Using the listing below, report all lines holding the word "caption".

- - - - -

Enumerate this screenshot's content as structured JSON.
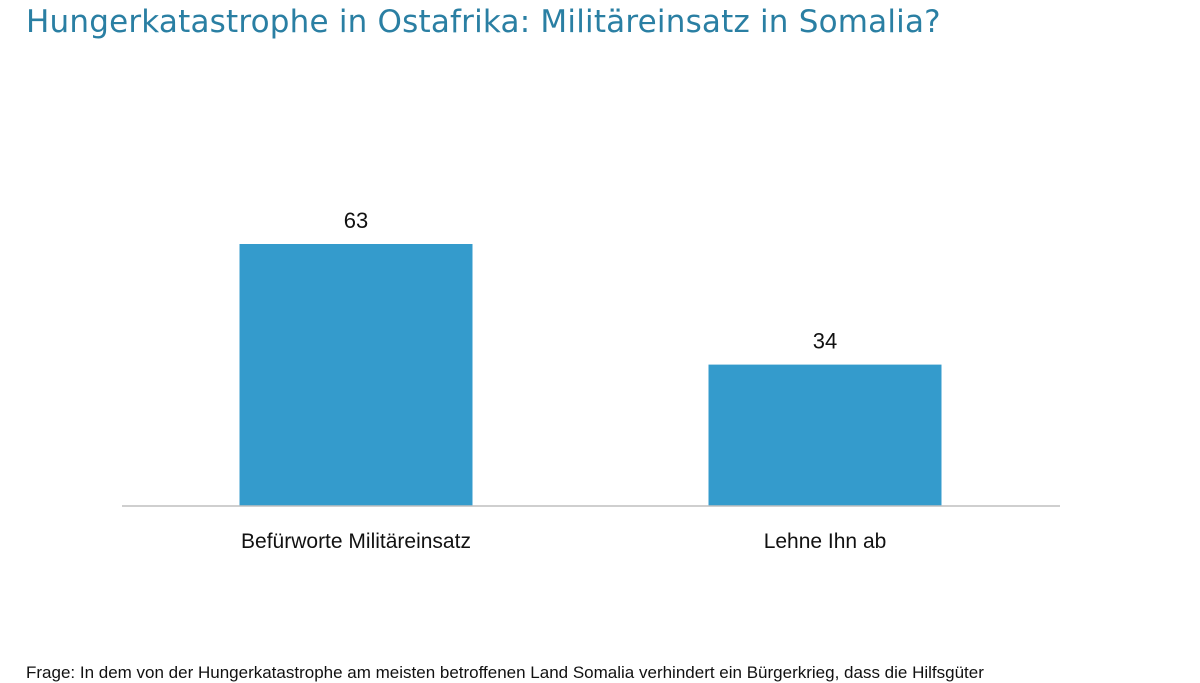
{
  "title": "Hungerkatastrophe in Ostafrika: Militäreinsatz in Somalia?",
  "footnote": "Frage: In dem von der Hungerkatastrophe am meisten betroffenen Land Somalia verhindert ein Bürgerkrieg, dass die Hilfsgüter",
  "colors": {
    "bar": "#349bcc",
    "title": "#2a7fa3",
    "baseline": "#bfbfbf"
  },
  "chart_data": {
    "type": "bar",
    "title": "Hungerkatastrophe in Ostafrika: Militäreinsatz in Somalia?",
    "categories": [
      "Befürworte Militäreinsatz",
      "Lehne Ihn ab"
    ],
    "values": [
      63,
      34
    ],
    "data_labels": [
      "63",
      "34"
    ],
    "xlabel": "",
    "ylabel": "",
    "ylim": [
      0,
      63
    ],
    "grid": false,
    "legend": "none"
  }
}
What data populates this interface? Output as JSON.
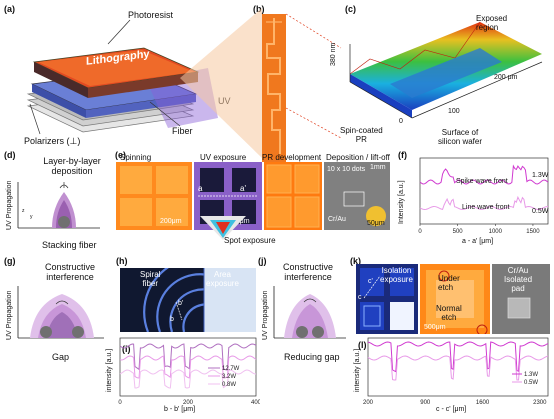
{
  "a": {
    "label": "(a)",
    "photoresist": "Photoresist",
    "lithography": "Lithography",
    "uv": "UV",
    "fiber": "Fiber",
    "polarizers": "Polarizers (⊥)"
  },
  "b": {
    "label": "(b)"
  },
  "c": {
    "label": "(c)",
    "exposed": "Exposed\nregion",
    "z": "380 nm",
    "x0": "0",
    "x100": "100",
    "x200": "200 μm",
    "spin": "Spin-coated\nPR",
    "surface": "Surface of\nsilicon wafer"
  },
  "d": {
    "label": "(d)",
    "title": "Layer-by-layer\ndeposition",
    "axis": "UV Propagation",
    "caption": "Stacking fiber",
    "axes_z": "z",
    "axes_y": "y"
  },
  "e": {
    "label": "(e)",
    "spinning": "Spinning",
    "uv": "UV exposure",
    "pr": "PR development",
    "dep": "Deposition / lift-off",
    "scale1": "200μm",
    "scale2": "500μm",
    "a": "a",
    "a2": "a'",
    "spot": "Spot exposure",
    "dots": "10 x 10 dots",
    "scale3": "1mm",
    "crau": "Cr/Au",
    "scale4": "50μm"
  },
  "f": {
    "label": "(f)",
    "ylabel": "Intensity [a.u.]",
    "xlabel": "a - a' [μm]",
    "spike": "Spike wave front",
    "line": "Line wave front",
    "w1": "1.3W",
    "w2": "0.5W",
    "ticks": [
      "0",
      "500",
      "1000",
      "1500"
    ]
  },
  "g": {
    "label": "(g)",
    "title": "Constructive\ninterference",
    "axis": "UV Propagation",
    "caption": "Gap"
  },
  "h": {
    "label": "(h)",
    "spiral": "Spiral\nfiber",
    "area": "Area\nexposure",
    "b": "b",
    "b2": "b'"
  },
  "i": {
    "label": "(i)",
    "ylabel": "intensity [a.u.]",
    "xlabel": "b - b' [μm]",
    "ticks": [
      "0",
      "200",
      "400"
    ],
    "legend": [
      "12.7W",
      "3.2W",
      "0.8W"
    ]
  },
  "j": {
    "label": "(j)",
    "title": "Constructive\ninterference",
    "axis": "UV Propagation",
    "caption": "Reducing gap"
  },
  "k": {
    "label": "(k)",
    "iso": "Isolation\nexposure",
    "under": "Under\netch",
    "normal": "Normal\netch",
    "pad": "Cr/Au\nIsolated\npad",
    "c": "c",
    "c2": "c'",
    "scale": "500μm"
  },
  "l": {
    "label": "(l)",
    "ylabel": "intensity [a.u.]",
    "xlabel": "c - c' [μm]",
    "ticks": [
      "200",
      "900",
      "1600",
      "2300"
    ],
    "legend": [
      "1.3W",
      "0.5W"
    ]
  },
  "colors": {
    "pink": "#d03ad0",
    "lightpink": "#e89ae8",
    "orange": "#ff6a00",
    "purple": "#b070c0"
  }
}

- - - - -

__FINAL RESULT__
    "caption": "Stacking fiber",
    "caption": "Gap"
    "caption": "Reducing gap"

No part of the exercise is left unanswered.